_Passage shown_:
Background: Hepatic fibrosis in patients with non-alcoholic fatty liver disease (NAFLD) independently predicts mortality. Given liver biopsy's invasive nature, non-invasive method to assess hepatic steatosis and fibrosis provides NAFLD risk stratification algorithm in clinical practice. NAFLD fibrosis score (NFS) is simple and non-invasive predictive model recommended by American Association for the Study of Liver Disease (AASLD) Guideline to identify patients with NAFLD with fibrosis risk. The aim of this study is to assess long-term outcomes of subjects with significant non-alcoholic steatofibrosis (NASF) as established by ultrasound (US) and NFS.

Methods: Used National Health and Nutrition Examination Survey (NHANES III) with National Death Index-linked Mortality Files. NAFLD diagnosis established by the presence of moderate to severe hepatic steatosis on US without other causes of chronic liver disease (alcohol consumption <20 gr/day, hepatitis B surface-antigen negative, anti-hepatitis C virus antibody negative, transferrin saturation <50%). Significant hepatic fibrosis was estimated by high NFS (>0.676) and calculated with previously published formula. Subjects with NAFLD and high NFS have significant NASF.

Results: NHANES III included 20 050 adult participants. 2515 participants complete data and NAFLD with 5.1% (n=129) meeting criteria for significant SF. Subjects with significant SF were older, had higher body mass index, waist circumference and the homeostasis model assessment (HOMA) scores and higher rates of comorbidities (diabetes, congestive heart failure (CHF), stroke; all p<0.001). After median of 207 months of follow-up, overall mortality in NAFLD cohort was 30.0% (n=754). Crude mortality higher in subjects with significant SF (67.4% vs 28.0%, p<0.001). In multivariate survival analysis, predictors of overall mortality included significant SF (adjusted HR (aHR): 1.37; 95% CI 1.07 to 1.76, p=0.01), older age (aHR:1.08; 95% CI 1.07 to 1.09 per year), male gender (aHR:1.44; 95% CI 1.24 to 1.67), black race (aHR:1.24; 95% CI 1.04 to 1.48)), history of hypertension (aHR:1.40; 95% CI 1.20 to 1.64), diabetes (aHR:1.69; 95% CI 1.43 to 2.00), CHF (aHR:1.77; 95% CI 1.38 to 2.261), stroke (aHR:1.84; 95% CI 1.38 to 2.48) and smoking (aHR:1.74; 95% CI 1.47 to 2.07) (all p<0.02). Sensitivity analysis showed that the best association of SF with mortality is higher at NFS threshold of 0.80 (aHR:1.41; 95% CI 1.09 to 1.83, p=0.01).

Conclusions: Significant NASF determined non-invasively is an independent predictor of mortality. These data should help clinicians to easily risk-stratify patients with NAFLD for close monitoring and treatment considerations in clinical trial setting.

_Provided material_:
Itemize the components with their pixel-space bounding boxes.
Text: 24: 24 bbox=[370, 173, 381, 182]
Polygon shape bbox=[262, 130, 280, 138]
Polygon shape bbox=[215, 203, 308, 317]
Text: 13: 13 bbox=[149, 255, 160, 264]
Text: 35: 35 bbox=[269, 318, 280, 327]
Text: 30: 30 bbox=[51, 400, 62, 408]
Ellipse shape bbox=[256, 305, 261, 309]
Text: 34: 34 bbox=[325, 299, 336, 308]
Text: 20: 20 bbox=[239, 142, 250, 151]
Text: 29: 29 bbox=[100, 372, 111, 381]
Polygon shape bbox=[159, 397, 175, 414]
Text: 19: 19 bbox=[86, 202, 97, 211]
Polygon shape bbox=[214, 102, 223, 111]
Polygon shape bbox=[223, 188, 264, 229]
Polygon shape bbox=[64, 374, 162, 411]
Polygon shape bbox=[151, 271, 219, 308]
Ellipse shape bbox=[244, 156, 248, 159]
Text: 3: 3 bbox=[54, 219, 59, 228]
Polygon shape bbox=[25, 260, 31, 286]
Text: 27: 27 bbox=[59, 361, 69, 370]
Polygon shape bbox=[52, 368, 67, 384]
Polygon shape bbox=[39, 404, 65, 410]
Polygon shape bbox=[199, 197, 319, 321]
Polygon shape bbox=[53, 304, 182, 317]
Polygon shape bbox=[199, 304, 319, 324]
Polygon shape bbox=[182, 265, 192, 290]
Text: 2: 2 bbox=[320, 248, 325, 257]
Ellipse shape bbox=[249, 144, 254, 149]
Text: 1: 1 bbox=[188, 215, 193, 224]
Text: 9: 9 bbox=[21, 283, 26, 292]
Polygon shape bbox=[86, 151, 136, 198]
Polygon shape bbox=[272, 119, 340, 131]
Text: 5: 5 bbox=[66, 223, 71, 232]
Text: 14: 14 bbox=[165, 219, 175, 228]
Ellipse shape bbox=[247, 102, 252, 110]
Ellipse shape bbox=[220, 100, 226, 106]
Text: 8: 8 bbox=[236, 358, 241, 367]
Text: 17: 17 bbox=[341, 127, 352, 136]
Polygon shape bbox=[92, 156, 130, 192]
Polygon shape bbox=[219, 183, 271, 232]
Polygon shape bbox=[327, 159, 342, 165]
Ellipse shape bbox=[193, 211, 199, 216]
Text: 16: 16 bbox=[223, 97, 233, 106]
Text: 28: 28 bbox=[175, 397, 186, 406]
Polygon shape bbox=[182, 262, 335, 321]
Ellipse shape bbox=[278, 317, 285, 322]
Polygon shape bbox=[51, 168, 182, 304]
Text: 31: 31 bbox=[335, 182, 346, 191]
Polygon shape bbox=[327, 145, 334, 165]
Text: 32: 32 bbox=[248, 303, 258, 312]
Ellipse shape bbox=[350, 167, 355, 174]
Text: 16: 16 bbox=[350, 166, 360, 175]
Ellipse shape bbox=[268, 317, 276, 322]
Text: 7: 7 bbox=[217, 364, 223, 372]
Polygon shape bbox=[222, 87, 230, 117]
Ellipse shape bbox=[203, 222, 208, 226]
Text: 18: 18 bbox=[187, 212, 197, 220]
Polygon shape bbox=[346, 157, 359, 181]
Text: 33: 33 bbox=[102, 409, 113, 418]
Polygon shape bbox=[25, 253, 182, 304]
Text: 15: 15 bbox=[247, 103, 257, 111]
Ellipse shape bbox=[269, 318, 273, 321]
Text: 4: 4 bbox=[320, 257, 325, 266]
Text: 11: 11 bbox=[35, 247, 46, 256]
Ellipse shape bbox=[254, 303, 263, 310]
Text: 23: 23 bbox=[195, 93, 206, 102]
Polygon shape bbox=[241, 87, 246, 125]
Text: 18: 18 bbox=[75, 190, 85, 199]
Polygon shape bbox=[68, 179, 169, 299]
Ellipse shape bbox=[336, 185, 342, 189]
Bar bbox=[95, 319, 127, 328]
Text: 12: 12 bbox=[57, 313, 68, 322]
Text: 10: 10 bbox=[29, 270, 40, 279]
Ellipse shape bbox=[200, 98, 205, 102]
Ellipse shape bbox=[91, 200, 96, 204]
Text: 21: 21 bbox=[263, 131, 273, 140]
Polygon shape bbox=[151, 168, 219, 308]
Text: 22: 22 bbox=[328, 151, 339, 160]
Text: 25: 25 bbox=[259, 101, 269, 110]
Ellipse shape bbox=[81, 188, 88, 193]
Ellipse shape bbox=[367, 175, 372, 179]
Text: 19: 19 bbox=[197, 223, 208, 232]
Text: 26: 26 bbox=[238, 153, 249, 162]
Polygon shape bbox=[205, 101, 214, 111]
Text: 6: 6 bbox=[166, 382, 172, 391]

_Questions_:
[A] In the Methods section of the NAFLD abstract, list the conditions given in parentheses for ruling out other causes of chronic liver disease.
[B] Copy word for word the part of the NAFLD abstract starting with "Background: Hepatic fibrosis" and going on through "(US) and NFS.".
The rows are separate material and have nothing to do with the NAFLD abstract.

_Responses by item number_:
[A]
- Alcohol consumption <20 gr/day
- Hepatitis B surface-antigen negative
- Anti-hepatitis C virus antibody negative
- Transferrin saturation <50%

[B]
Background: Hepatic fibrosis in patients with non-alcoholic fatty liver disease (NAFLD) independently predicts mortality. Given liver biopsy's invasive nature, non-invasive method to assess hepatic steatosis and fibrosis provides NAFLD risk stratification algorithm in clinical practice. NAFLD fibrosis score (NFS) is simple and non-invasive predictive model recommended by American Association for the Study of Liver Disease (AASLD) Guideline to identify patients with NAFLD with fibrosis risk. The aim of this study is to assess long-term outcomes of subjects with significant non-alcoholic steatofibrosis (NASF) as established by ultrasound (US) and NFS.